- **What is being asked**
This task calls for copying each line below that contains "title".

[[ Information shown open ]]

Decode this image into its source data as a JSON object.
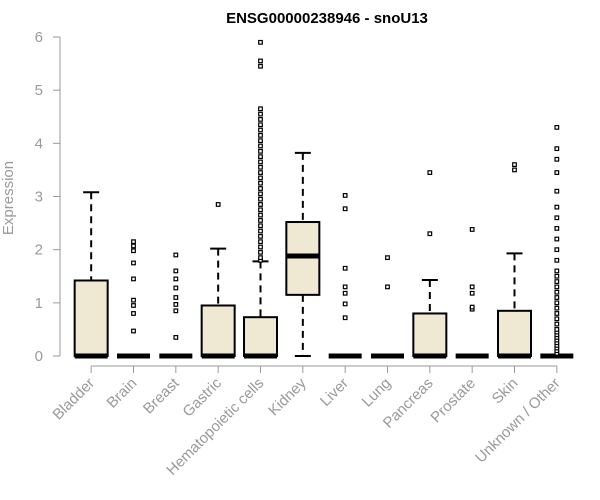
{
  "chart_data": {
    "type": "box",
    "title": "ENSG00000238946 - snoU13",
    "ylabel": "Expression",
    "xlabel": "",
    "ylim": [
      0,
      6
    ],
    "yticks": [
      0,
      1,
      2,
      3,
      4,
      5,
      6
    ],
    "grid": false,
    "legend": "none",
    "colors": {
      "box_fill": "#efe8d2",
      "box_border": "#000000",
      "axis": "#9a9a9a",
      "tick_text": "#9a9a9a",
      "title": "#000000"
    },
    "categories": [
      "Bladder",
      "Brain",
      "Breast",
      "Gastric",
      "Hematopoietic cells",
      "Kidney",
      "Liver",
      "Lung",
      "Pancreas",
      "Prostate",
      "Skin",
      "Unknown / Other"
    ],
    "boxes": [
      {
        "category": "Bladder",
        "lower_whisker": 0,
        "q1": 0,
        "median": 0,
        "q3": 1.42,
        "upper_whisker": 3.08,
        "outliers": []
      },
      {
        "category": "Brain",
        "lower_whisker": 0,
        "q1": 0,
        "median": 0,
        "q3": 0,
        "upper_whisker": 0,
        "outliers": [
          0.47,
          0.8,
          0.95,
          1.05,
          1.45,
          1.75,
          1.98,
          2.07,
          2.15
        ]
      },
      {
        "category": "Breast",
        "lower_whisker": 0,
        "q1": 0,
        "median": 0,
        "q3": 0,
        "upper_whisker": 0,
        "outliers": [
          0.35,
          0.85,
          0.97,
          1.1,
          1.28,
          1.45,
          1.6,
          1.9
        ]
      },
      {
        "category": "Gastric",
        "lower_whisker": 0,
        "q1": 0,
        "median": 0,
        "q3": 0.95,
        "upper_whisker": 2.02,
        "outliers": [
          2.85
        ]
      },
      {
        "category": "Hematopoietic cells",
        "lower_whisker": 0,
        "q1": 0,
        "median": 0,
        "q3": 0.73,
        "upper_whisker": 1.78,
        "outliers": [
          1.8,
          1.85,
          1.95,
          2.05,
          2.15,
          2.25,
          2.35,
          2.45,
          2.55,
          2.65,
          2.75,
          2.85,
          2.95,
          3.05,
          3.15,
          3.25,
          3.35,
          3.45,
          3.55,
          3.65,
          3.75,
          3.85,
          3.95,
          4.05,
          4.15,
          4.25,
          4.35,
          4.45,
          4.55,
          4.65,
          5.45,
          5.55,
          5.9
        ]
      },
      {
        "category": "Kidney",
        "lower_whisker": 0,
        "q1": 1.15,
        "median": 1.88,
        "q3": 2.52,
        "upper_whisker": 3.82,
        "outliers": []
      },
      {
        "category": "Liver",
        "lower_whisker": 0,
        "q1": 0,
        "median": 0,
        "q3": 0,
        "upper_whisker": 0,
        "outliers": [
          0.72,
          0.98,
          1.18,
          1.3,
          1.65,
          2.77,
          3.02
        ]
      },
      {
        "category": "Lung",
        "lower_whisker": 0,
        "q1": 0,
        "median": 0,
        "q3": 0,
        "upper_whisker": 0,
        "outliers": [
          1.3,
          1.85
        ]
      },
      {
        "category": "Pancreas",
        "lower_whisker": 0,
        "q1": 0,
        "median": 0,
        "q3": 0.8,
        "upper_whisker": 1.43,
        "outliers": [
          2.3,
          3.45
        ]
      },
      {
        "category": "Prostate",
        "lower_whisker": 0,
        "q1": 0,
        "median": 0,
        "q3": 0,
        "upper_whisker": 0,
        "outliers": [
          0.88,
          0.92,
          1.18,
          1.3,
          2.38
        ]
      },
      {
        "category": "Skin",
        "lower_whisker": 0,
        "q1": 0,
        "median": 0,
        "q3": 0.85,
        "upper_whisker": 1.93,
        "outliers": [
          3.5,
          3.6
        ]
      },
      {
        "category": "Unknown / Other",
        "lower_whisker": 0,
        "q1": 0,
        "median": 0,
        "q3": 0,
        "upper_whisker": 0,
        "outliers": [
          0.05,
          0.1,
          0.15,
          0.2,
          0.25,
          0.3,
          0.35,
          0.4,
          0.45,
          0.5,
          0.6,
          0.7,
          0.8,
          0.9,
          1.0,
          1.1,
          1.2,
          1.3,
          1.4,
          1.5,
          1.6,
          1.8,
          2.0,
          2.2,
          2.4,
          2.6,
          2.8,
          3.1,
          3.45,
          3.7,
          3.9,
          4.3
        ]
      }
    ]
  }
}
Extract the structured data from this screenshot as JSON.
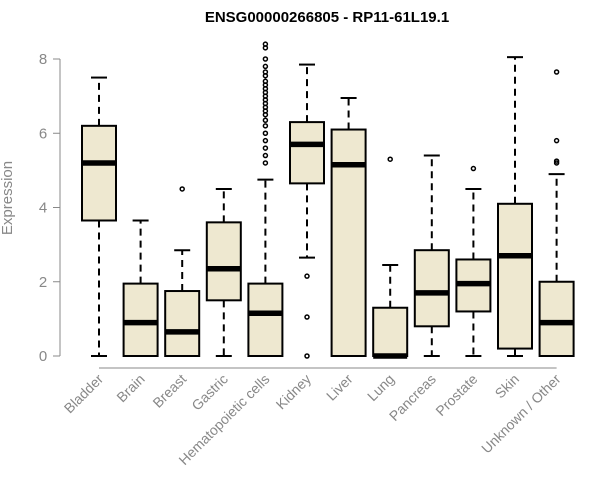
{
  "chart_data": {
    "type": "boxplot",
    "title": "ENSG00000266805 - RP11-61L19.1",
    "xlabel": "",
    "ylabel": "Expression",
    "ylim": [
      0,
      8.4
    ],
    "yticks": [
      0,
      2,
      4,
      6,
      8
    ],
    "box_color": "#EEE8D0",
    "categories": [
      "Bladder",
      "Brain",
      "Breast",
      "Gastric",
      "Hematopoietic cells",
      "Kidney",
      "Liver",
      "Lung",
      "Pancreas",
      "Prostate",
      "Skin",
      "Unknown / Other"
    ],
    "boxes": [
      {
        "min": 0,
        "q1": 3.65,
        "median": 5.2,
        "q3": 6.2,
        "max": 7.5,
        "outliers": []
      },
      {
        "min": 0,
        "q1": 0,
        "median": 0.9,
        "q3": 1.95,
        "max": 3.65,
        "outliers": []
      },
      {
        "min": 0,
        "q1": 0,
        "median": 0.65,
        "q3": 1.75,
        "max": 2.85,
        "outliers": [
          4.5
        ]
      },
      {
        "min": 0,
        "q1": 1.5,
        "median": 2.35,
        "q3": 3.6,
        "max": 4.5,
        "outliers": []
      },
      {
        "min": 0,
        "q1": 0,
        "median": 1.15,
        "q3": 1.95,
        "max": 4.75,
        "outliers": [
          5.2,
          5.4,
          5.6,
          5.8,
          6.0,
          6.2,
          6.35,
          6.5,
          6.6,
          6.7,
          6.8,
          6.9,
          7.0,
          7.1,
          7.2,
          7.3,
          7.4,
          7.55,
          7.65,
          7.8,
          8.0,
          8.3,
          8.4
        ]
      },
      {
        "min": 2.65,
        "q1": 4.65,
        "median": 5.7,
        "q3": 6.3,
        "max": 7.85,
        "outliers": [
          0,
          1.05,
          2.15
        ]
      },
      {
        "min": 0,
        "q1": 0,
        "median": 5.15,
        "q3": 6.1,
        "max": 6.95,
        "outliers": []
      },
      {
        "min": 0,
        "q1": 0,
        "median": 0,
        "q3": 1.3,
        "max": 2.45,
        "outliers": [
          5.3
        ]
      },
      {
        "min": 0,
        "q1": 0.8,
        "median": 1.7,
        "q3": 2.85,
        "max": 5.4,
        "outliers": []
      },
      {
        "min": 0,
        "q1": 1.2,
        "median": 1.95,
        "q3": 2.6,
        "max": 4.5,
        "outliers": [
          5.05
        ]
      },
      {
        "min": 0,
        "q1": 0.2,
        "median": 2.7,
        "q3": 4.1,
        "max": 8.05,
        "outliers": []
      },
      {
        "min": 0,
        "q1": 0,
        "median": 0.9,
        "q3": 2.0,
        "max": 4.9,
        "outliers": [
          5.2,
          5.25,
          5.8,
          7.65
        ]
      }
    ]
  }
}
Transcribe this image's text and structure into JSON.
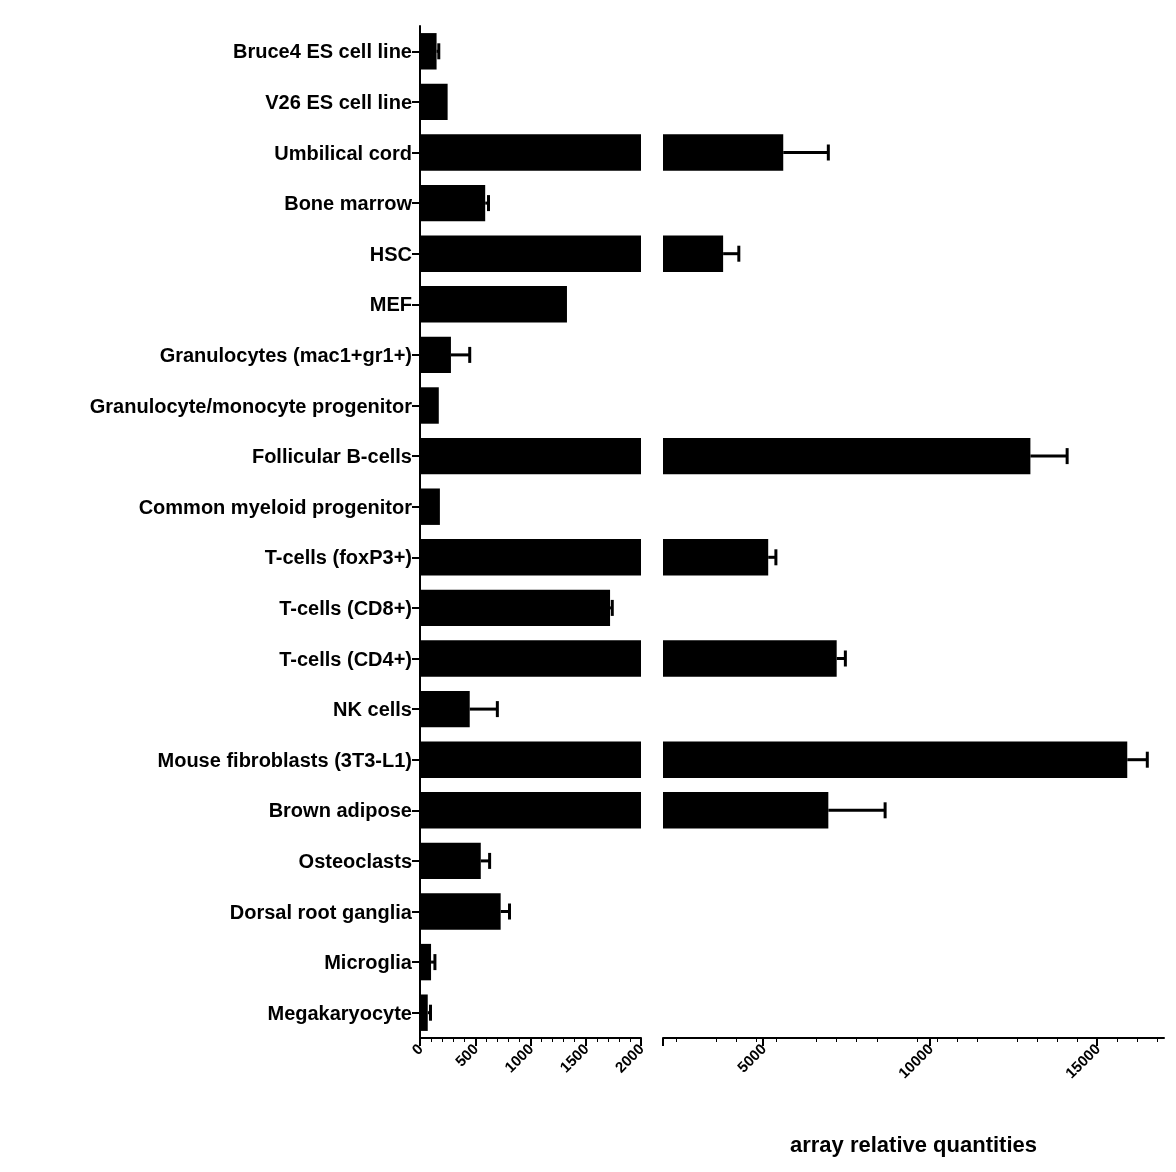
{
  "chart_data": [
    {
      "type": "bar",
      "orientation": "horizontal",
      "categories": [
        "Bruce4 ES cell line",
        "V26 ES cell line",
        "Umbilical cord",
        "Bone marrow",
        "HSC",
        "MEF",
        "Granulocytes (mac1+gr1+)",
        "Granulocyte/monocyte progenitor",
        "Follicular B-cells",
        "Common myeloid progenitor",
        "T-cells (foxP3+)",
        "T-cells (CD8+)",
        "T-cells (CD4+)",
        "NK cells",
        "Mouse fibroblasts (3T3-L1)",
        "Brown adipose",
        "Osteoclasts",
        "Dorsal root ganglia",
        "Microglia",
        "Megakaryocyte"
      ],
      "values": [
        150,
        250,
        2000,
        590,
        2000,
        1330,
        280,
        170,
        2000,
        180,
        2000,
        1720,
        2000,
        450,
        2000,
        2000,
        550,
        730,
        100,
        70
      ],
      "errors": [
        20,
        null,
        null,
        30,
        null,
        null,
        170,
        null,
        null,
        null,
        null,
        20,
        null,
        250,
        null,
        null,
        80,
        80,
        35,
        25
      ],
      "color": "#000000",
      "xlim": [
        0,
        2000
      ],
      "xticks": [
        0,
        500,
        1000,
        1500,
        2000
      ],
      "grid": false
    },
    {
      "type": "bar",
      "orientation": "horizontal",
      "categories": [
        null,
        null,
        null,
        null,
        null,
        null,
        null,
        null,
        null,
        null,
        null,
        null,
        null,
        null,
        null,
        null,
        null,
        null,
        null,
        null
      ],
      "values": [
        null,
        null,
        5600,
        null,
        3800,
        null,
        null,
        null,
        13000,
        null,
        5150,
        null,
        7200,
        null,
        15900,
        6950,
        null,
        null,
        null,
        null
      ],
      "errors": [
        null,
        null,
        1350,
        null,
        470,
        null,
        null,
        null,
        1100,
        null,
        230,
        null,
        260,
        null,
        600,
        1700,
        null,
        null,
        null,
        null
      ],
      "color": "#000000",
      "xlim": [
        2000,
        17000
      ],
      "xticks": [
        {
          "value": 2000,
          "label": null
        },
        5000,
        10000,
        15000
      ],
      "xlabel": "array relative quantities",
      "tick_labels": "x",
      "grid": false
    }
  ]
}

[[ Information shown closed ]]

- **Response**
    "title": "ENSG00000238946 - snoU13",
      "title": "#000000"
    "title": "ENSG00000266805 - RP11-61L19.1",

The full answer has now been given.